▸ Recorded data
· · · ·

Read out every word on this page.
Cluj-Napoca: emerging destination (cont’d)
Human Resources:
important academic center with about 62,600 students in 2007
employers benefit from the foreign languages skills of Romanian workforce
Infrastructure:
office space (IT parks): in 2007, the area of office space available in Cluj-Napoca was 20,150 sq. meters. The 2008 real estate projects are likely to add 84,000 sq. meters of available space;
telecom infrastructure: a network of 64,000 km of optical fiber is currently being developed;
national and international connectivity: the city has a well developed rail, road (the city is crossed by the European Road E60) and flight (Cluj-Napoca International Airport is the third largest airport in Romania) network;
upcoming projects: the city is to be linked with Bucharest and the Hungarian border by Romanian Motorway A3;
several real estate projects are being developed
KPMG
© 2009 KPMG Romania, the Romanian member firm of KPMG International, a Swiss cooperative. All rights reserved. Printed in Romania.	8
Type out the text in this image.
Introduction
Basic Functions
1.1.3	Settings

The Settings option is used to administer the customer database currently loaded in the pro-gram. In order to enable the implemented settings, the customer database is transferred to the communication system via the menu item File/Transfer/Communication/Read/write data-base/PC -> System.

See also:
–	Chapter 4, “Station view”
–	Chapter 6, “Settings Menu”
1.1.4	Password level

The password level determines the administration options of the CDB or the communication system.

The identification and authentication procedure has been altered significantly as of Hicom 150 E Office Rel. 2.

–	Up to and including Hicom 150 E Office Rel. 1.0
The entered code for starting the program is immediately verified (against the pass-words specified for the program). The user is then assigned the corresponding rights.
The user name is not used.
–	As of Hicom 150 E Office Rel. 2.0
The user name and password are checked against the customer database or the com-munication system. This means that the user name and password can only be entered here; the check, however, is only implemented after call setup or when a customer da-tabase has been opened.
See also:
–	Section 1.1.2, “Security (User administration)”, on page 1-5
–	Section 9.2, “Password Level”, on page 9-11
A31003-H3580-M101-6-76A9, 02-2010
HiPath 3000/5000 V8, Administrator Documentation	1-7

· · · ·

▸ What is asked
Output an exact copy of each record.

▸ Correct answer
Read out every word on this page.
Cluj-Napoca: emerging destination (cont’d)
Human Resources:
important academic center with about 62,600 students in 2007
employers benefit from the foreign languages skills of Romanian workforce
Infrastructure:
office space (IT parks): in 2007, the area of office space available in Cluj-Napoca was 20,150 sq. meters. The 2008 real estate projects are likely to add 84,000 sq. meters of available space;
telecom infrastructure: a network of 64,000 km of optical fiber is currently being developed;
national and international connectivity: the city has a well developed rail, road (the city is crossed by the European Road E60) and flight (Cluj-Napoca International Airport is the third largest airport in Romania) network;
upcoming projects: the city is to be linked with Bucharest and the Hungarian border by Romanian Motorway A3;
several real estate projects are being developed
KPMG
© 2009 KPMG Romania, the Romanian member firm of KPMG International, a Swiss cooperative. All rights reserved. Printed in Romania.	8
Type out the text in this image.
Introduction
Basic Functions
1.1.3	Settings

The Settings option is used to administer the customer database currently loaded in the pro-gram. In order to enable the implemented settings, the customer database is transferred to the communication system via the menu item File/Transfer/Communication/Read/write data-base/PC -> System.

See also:
–	Chapter 4, “Station view”
–	Chapter 6, “Settings Menu”
1.1.4	Password level

The password level determines the administration options of the CDB or the communication system.

The identification and authentication procedure has been altered significantly as of Hicom 150 E Office Rel. 2.

–	Up to and including Hicom 150 E Office Rel. 1.0
The entered code for starting the program is immediately verified (against the pass-words specified for the program). The user is then assigned the corresponding rights.
The user name is not used.
–	As of Hicom 150 E Office Rel. 2.0
The user name and password are checked against the customer database or the com-munication system. This means that the user name and password can only be entered here; the check, however, is only implemented after call setup or when a customer da-tabase has been opened.
See also:
–	Section 1.1.2, “Security (User administration)”, on page 1-5
–	Section 9.2, “Password Level”, on page 9-11
A31003-H3580-M101-6-76A9, 02-2010
HiPath 3000/5000 V8, Administrator Documentation	1-7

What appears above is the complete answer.